(Given request): Copy each line below exactly and leave the pictures out.

++++ Records for this exercise

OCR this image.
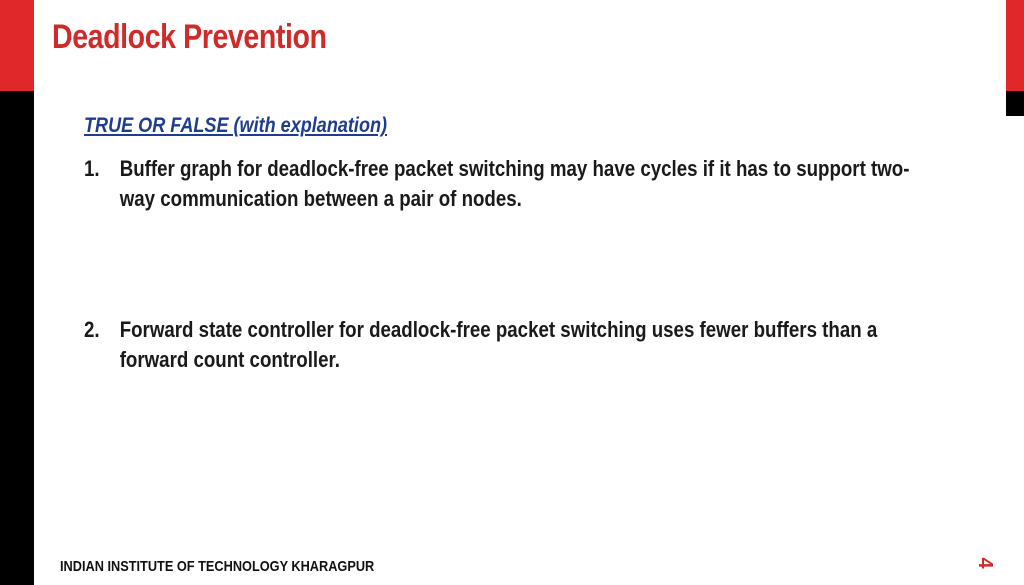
Deadlock Prevention
TRUE OR FALSE (with explanation)
1. Buffer graph for deadlock-free packet switching may have cycles if it has to support two-way communication between a pair of nodes.
2. Forward state controller for deadlock-free packet switching uses fewer buffers than a forward count controller.
INDIAN INSTITUTE OF TECHNOLOGY KHARAGPUR	4
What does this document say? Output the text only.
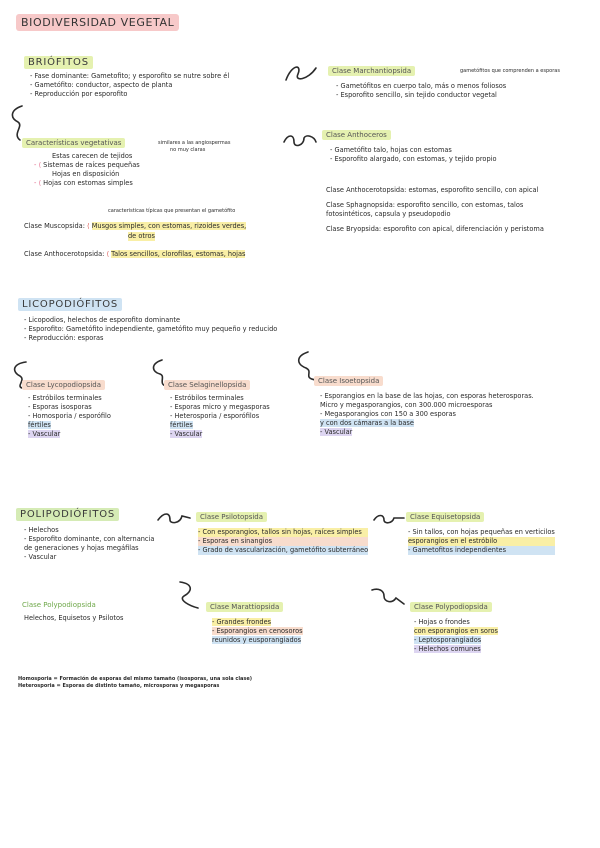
BIODIVERSIDAD VEGETAL
BRIÓFITOS
- Fase dominante: Gametofito; y esporofito se nutre sobre él
- Gametófito: conductor, aspecto de planta
- Reproducción por esporofito
Características vegetativas	similares a las angiospermas
no muy claras
Estas carecen de tejidos
- ⟨ Sistemas de raíces pequeñas
Hojas en disposición
- ⟨ Hojas con estomas simples
caracteristicas típicas que presentan el gametófito
Clase Muscopsida: ⟨ Musgos simples, con estomas, rizoides verdes,
de otros
Clase Anthocerotopsida: ⟨ Talos sencillos, clorofilas, estomas, hojas
Clase Marchantiopsida	gametófitos que comprenden a esporas
- Gametófitos en cuerpo talo, más o menos foliosos
- Esporofito sencillo, sin tejido conductor vegetal
Clase Anthoceros
- Gametófito talo, hojas con estomas
- Esporofito alargado, con estomas, y tejido propio
Clase Anthocerotopsida: estomas, esporofito sencillo, con apical
Clase Sphagnopsida: esporofito sencillo, con estomas, talos
fotosintéticos, capsula y pseudopodio
Clase Bryopsida: esporofito con apical, diferenciación y peristoma
LICOPODIÓFITOS
- Licopodios, helechos de esporofito dominante
- Esporofito: Gametófito independiente, gametófito muy pequeño y reducido
- Reproducción: esporas
Clase Lycopodiopsida
- Estróbilos terminales
- Esporas isosporas
- Homosporia / esporófilo
fértiles
- Vascular
Clase Selaginellopsida
- Estróbilos terminales
- Esporas micro y megasporas
- Heterosporia / esporófilos
fértiles
- Vascular
Clase Isoetopsida
- Esporangios en la base de las hojas, con esporas heterosporas.
Micro y megasporangios, con 300.000 microesporas
- Megasporangios con 150 a 300 esporas
y con dos cámaras a la base
- Vascular
POLIPODIÓFITOS
- Helechos
- Esporofito dominante, con alternancia
de generaciones y hojas megáfilas
- Vascular
Clase Psilotopsida
- Con esporangios, tallos sin hojas, raíces simples
- Esporas en sinangios
- Grado de vascularización, gametófito subterráneo
Clase Equisetopsida
- Sin tallos, con hojas pequeñas en verticilos
esporangios en el estróbilo
- Gametofitos independientes
Clase Polypodiopsida
Helechos, Equisetos y Psilotos
Clase Marattiopsida
- Grandes frondes
- Esporangios en cenosoros
reunidos y eusporangiados
Clase Polypodiopsida
- Hojas o frondes
con esporangios en soros
- Leptosporangiados
- Helechos comunes
Homosporia = Formación de esporas del mismo tamaño (isosporas, una sola clase)
Heterosporia = Esporas de distinto tamaño, microsporas y megasporas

++++++++

(Output for this exercise):
OCR this image.
Deadlock Prevention
TRUE OR FALSE (with explanation)
1. Buffer graph for deadlock-free packet switching may have cycles if it has to support two-way communication between a pair of nodes.
2. Forward state controller for deadlock-free packet switching uses fewer buffers than a forward count controller.
INDIAN INSTITUTE OF TECHNOLOGY KHARAGPUR	4
What does this document say? Output the text only.
BIODIVERSIDAD VEGETAL
BRIÓFITOS
- Fase dominante: Gametofito; y esporofito se nutre sobre él
- Gametófito: conductor, aspecto de planta
- Reproducción por esporofito
Características vegetativas	similares a las angiospermas
no muy claras
Estas carecen de tejidos
- ⟨ Sistemas de raíces pequeñas
Hojas en disposición
- ⟨ Hojas con estomas simples
caracteristicas típicas que presentan el gametófito
Clase Muscopsida: ⟨ Musgos simples, con estomas, rizoides verdes,
de otros
Clase Anthocerotopsida: ⟨ Talos sencillos, clorofilas, estomas, hojas
Clase Marchantiopsida	gametófitos que comprenden a esporas
- Gametófitos en cuerpo talo, más o menos foliosos
- Esporofito sencillo, sin tejido conductor vegetal
Clase Anthoceros
- Gametófito talo, hojas con estomas
- Esporofito alargado, con estomas, y tejido propio
Clase Anthocerotopsida: estomas, esporofito sencillo, con apical
Clase Sphagnopsida: esporofito sencillo, con estomas, talos
fotosintéticos, capsula y pseudopodio
Clase Bryopsida: esporofito con apical, diferenciación y peristoma
LICOPODIÓFITOS
- Licopodios, helechos de esporofito dominante
- Esporofito: Gametófito independiente, gametófito muy pequeño y reducido
- Reproducción: esporas
Clase Lycopodiopsida
- Estróbilos terminales
- Esporas isosporas
- Homosporia / esporófilo
fértiles
- Vascular
Clase Selaginellopsida
- Estróbilos terminales
- Esporas micro y megasporas
- Heterosporia / esporófilos
fértiles
- Vascular
Clase Isoetopsida
- Esporangios en la base de las hojas, con esporas heterosporas.
Micro y megasporangios, con 300.000 microesporas
- Megasporangios con 150 a 300 esporas
y con dos cámaras a la base
- Vascular
POLIPODIÓFITOS
- Helechos
- Esporofito dominante, con alternancia
de generaciones y hojas megáfilas
- Vascular
Clase Psilotopsida
- Con esporangios, tallos sin hojas, raíces simples
- Esporas en sinangios
- Grado de vascularización, gametófito subterráneo
Clase Equisetopsida
- Sin tallos, con hojas pequeñas en verticilos
esporangios en el estróbilo
- Gametofitos independientes
Clase Polypodiopsida
Helechos, Equisetos y Psilotos
Clase Marattiopsida
- Grandes frondes
- Esporangios en cenosoros
reunidos y eusporangiados
Clase Polypodiopsida
- Hojas o frondes
con esporangios en soros
- Leptosporangiados
- Helechos comunes
Homosporia = Formación de esporas del mismo tamaño (isosporas, una sola clase)
Heterosporia = Esporas de distinto tamaño, microsporas y megasporas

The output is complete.